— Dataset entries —
▶

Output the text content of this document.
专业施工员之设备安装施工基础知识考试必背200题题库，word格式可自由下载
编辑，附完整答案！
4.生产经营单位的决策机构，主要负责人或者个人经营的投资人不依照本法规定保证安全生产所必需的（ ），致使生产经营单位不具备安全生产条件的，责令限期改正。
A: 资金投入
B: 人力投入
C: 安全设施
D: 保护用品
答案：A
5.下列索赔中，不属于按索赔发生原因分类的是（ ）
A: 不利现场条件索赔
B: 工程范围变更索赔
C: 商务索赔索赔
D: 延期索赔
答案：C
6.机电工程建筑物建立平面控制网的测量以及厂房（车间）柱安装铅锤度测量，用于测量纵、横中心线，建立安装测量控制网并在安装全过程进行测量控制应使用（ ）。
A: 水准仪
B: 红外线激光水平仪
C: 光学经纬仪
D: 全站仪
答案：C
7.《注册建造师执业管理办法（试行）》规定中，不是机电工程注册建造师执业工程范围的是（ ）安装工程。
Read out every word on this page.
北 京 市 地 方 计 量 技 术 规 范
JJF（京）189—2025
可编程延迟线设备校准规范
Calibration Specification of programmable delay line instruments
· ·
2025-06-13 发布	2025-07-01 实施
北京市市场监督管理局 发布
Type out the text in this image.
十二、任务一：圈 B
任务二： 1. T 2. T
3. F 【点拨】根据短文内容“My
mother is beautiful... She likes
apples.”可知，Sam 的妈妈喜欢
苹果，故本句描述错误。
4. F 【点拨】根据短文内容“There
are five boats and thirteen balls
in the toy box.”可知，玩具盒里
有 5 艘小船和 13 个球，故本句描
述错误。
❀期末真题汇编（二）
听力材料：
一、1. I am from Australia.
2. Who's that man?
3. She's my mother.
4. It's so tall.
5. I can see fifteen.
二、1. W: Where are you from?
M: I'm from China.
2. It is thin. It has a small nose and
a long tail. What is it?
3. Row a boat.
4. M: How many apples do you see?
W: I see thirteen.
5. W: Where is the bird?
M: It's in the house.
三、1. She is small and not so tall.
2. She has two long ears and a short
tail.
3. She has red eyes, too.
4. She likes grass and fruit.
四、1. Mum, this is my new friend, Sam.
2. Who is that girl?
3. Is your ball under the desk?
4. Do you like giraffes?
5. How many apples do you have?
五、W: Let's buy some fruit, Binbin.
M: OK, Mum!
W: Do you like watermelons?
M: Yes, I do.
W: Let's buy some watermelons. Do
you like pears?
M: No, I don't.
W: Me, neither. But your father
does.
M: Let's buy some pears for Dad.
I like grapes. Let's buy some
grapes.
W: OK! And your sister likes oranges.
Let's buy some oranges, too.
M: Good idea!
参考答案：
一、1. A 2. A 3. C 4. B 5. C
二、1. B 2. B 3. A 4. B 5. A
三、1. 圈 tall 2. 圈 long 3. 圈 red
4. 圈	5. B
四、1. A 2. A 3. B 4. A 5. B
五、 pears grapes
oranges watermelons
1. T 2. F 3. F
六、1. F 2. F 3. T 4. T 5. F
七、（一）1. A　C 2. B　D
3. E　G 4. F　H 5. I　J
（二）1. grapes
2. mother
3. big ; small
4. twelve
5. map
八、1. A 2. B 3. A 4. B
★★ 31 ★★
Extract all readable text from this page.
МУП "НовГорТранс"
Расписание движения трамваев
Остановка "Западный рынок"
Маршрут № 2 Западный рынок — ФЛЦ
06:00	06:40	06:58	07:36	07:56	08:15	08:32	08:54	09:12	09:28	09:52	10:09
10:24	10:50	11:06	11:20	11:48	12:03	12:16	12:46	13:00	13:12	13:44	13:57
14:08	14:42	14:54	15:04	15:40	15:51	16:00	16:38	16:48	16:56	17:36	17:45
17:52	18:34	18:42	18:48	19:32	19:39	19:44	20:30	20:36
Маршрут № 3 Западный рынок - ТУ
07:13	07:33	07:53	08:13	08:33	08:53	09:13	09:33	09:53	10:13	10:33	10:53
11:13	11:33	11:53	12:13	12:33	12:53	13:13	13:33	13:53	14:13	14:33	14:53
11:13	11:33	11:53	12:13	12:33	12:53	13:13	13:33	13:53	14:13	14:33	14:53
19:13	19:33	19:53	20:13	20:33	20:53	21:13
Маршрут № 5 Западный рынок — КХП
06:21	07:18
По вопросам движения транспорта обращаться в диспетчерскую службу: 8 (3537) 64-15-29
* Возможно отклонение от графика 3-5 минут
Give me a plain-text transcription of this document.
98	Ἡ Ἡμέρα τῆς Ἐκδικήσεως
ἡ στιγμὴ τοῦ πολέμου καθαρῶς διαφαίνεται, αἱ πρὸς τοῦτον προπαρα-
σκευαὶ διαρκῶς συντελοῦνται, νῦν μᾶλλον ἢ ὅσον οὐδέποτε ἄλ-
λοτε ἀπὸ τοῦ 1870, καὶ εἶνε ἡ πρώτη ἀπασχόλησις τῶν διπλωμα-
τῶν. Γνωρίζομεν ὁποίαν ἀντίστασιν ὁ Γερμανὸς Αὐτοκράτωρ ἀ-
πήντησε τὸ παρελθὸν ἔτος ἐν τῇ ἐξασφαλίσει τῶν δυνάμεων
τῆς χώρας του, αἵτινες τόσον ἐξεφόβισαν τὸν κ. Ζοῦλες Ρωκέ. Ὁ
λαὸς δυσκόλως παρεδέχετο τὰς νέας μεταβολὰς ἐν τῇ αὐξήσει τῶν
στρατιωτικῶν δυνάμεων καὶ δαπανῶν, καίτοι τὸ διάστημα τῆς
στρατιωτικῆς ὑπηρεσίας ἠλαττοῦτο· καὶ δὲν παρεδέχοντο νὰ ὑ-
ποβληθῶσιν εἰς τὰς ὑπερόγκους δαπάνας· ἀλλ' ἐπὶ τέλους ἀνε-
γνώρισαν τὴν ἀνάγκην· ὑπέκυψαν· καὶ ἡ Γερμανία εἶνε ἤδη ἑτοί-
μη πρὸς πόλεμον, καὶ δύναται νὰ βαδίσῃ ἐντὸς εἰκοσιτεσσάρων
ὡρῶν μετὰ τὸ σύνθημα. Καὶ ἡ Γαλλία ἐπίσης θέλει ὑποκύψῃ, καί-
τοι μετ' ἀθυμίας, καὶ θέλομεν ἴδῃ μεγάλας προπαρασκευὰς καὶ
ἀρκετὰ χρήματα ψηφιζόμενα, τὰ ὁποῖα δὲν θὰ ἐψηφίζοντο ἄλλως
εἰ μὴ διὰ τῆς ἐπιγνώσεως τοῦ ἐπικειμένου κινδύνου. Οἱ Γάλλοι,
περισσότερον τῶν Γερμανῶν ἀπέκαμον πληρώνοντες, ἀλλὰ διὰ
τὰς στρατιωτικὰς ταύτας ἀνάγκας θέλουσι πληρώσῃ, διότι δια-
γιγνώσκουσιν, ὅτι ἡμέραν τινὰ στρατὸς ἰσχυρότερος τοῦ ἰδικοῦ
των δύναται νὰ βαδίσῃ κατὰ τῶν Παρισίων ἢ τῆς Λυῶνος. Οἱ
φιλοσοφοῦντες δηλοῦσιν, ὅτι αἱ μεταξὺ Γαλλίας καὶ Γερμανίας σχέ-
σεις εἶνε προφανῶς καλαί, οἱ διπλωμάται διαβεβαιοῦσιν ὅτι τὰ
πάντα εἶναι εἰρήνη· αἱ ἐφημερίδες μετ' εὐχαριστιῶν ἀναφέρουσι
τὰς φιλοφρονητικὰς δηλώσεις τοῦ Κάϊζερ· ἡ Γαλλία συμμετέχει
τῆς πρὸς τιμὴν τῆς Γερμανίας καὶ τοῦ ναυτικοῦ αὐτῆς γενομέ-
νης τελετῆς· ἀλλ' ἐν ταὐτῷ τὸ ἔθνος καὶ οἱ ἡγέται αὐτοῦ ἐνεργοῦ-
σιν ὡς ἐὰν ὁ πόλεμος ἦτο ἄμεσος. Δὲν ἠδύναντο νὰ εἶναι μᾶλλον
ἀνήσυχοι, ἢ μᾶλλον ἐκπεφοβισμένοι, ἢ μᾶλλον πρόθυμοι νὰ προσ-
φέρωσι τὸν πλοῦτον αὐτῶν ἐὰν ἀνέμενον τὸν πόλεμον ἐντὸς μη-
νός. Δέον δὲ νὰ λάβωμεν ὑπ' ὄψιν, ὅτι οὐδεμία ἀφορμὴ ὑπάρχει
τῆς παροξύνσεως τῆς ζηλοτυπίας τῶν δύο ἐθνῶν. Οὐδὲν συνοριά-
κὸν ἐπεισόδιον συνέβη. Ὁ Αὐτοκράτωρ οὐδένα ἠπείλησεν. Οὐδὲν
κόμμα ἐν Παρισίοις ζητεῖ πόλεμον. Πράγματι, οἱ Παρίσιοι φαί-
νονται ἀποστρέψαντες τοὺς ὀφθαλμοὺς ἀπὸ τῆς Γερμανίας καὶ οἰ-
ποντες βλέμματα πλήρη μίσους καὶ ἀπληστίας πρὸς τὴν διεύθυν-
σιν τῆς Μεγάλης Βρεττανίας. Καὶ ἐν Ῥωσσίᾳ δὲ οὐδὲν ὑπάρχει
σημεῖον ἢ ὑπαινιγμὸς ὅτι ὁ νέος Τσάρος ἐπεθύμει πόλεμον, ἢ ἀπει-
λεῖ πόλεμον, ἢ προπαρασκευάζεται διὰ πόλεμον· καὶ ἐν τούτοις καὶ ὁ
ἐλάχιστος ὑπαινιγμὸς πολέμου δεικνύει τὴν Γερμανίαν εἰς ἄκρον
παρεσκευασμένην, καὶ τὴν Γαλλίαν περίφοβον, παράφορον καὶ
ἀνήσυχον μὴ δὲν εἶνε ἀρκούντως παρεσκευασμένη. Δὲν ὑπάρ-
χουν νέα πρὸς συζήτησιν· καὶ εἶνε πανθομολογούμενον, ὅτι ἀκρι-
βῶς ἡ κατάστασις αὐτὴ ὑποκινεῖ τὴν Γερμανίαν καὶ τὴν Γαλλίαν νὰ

◀

— JOB —
Search the listing for the word "text". Copy every line in which it occurs.

— THE SOLUTION —
Output the text content of this document.
Type out the text in this image.
Extract all readable text from this page.
Give me a plain-text transcription of this document.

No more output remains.